• [Objective] Write out every line below that includes the word "school".

--- START ---

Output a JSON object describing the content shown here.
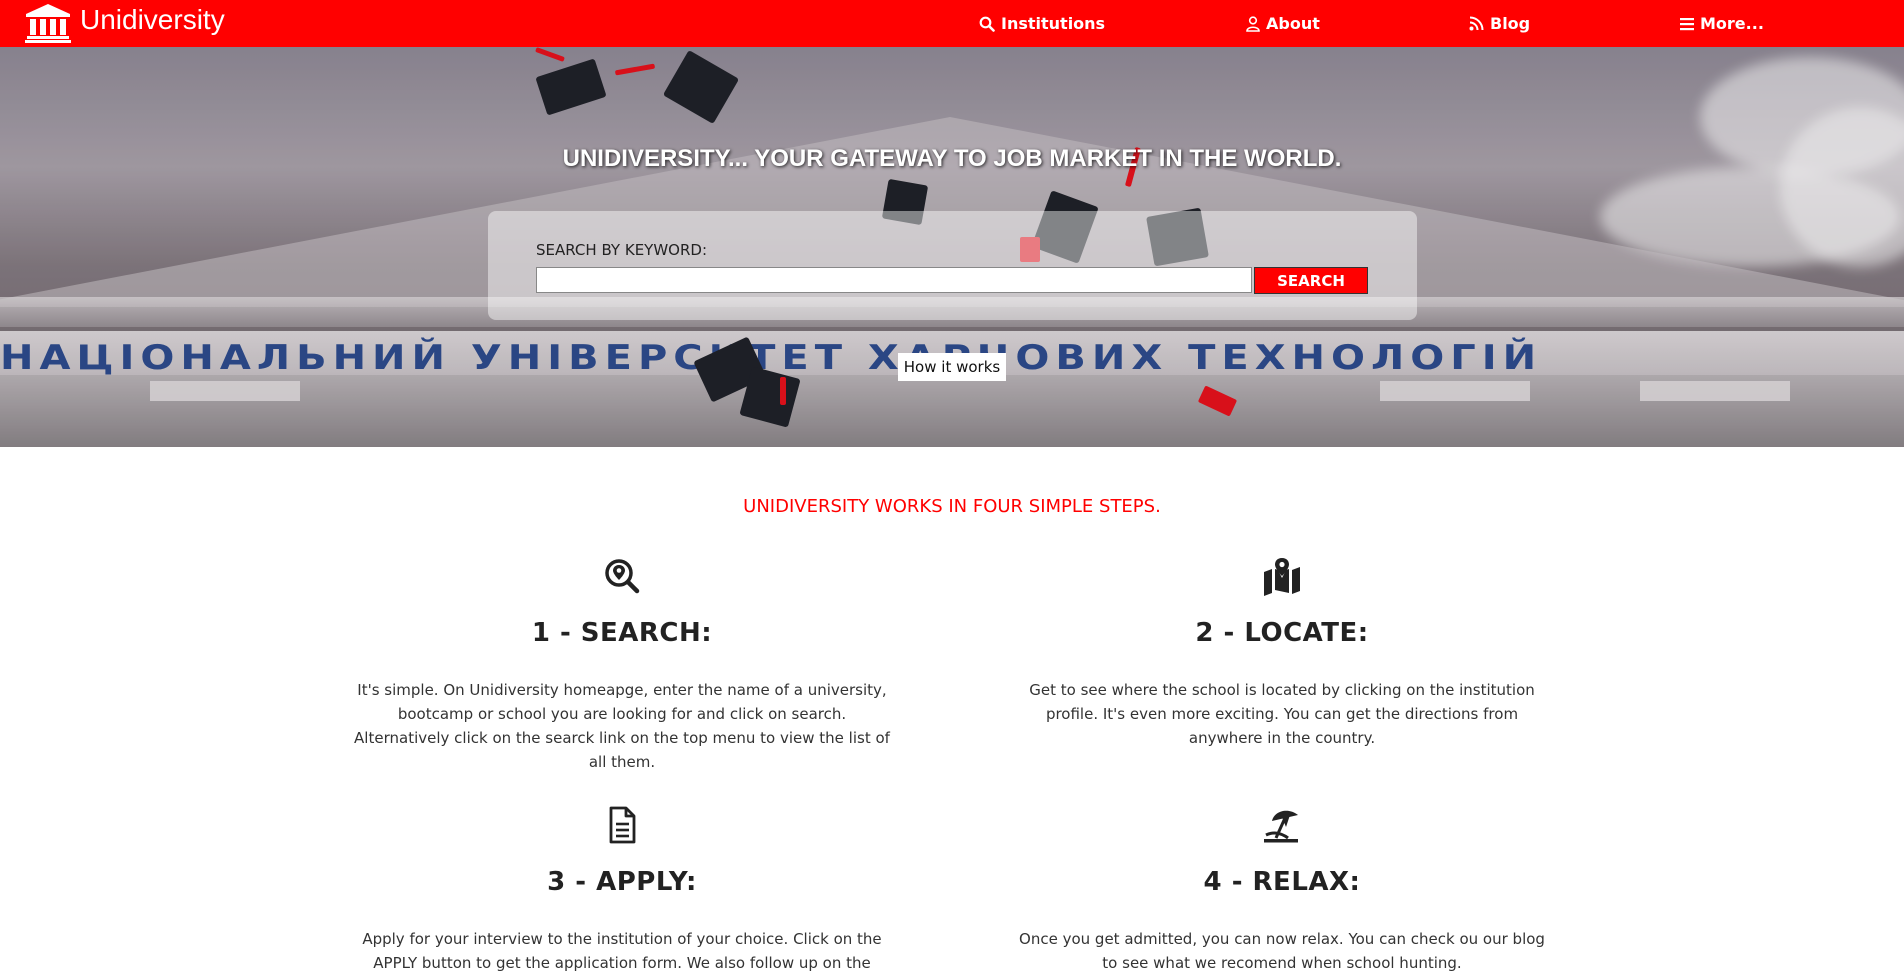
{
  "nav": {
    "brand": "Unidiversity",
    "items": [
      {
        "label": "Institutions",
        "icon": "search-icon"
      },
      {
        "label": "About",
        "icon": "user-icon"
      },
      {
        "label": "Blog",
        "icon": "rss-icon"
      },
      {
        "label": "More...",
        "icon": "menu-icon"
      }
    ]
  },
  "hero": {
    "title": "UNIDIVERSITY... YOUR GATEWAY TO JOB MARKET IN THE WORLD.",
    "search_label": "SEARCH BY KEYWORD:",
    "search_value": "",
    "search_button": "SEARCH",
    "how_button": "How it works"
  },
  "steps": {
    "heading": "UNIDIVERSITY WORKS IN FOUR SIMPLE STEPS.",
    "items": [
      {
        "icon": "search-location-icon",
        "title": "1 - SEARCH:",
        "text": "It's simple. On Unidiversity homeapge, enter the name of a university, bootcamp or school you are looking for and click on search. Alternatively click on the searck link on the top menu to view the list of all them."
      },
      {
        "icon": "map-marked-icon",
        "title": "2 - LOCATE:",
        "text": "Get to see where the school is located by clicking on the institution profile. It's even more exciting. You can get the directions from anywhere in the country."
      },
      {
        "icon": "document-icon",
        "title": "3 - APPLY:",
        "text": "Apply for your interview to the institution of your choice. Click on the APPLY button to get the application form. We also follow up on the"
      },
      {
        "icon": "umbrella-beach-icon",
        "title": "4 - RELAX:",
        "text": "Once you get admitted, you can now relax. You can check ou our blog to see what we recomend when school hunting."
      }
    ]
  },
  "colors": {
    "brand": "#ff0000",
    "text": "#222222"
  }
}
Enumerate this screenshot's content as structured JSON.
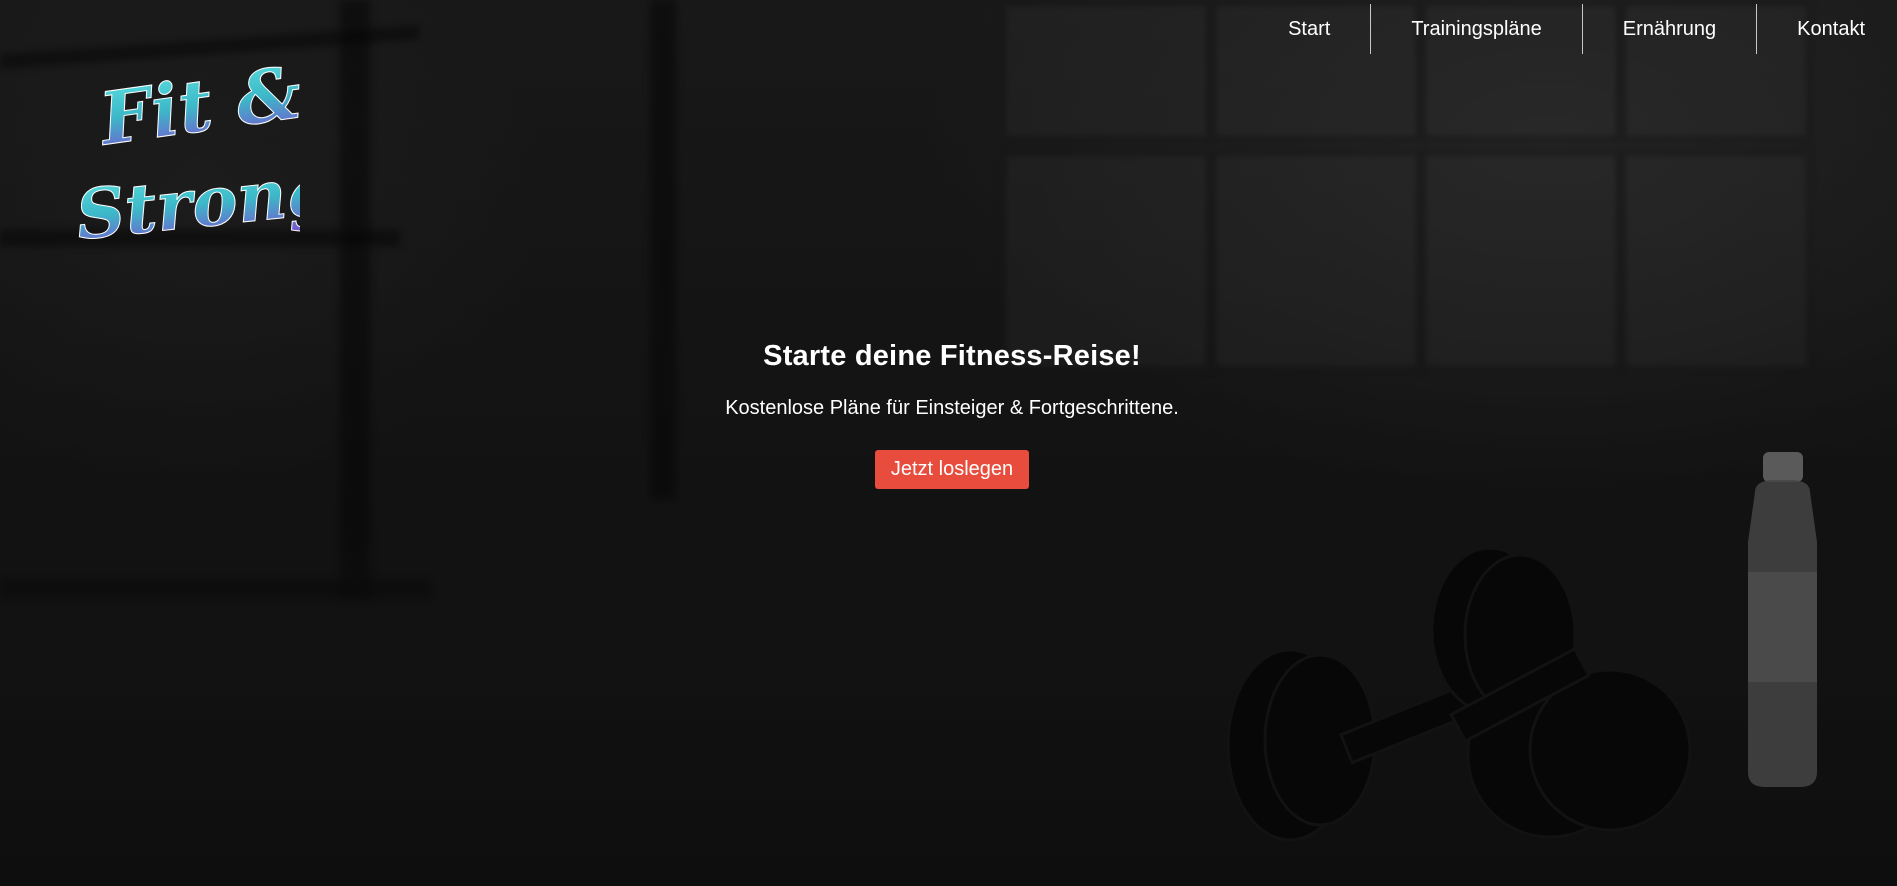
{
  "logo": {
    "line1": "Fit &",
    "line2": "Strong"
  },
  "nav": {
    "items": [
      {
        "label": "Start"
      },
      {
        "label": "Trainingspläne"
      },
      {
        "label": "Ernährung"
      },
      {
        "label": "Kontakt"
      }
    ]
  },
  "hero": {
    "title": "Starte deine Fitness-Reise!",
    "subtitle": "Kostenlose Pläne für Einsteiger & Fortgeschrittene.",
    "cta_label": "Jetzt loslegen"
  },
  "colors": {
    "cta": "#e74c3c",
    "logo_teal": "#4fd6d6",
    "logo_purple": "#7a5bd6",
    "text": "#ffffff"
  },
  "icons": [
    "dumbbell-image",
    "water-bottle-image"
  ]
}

--- END ---
--- START ---

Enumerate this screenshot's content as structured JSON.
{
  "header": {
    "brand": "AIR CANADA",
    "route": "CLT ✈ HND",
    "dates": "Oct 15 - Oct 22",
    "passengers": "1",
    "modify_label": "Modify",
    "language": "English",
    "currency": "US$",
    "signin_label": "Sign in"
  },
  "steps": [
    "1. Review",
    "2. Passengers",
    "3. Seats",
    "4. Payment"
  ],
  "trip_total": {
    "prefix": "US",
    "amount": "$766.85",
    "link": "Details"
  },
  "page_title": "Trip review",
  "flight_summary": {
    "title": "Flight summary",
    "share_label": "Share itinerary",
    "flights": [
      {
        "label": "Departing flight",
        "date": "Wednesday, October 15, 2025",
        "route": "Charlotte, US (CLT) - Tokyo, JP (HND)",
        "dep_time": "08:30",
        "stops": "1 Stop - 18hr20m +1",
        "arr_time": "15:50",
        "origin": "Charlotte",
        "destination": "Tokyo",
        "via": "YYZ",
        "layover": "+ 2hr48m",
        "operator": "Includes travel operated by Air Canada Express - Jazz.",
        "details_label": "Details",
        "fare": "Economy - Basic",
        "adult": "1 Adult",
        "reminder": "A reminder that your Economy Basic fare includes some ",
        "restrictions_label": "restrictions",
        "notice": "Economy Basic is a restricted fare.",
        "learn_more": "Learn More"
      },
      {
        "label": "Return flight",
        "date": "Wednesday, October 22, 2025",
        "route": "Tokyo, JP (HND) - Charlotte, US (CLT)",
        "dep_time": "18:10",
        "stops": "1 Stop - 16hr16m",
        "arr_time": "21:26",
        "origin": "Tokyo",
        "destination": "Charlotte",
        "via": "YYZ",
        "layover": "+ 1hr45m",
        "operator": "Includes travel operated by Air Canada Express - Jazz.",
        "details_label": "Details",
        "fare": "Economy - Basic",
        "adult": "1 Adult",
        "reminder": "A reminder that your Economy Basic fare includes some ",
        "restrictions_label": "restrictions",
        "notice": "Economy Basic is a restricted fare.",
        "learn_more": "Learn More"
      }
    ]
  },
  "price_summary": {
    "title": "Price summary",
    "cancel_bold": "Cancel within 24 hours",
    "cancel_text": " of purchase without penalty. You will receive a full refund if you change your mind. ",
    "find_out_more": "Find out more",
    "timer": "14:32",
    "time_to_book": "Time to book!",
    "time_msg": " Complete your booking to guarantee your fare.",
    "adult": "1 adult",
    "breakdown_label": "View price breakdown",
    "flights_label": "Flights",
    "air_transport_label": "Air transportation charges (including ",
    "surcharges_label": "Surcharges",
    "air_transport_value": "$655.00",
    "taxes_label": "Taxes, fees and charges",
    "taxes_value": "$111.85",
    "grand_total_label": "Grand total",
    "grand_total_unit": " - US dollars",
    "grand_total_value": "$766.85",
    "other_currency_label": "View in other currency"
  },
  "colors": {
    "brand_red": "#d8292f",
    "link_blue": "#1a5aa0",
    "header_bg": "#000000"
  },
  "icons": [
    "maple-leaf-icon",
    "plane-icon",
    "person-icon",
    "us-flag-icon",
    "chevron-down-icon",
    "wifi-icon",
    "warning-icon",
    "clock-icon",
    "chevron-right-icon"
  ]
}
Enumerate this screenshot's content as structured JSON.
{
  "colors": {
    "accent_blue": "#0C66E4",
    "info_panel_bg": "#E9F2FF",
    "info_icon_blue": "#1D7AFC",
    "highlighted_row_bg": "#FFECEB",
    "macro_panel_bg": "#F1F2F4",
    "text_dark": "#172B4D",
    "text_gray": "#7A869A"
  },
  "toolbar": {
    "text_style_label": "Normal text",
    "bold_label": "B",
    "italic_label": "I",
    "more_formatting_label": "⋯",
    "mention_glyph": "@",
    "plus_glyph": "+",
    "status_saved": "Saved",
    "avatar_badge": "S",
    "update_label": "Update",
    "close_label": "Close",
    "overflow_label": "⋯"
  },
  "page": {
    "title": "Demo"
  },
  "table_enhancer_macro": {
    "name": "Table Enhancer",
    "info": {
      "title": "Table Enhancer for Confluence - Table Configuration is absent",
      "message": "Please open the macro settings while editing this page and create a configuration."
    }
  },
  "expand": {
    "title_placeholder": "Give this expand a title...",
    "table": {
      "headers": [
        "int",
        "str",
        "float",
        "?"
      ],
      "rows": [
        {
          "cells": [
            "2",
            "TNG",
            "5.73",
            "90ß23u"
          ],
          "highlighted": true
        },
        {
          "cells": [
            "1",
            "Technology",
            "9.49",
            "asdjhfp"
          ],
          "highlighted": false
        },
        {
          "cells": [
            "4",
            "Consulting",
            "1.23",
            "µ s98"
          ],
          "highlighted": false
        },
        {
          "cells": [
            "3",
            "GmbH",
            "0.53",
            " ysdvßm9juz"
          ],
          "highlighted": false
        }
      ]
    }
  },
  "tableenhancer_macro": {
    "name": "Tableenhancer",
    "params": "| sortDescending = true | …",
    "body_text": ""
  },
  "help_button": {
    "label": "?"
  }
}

--- END ---

• [Finished answer]
        "text": "It's simple. On Unidiversity homeapge, enter the name of a university, bootcamp or school you are looking for and click on search. Alternatively click on the searck link on the top menu to view the list of all them."
        "text": "Get to see where the school is located by clicking on the institution profile. It's even more exciting. You can get the directions from anywhere in the country."
        "text": "Once you get admitted, you can now relax. You can check ou our blog to see what we recomend when school hunting."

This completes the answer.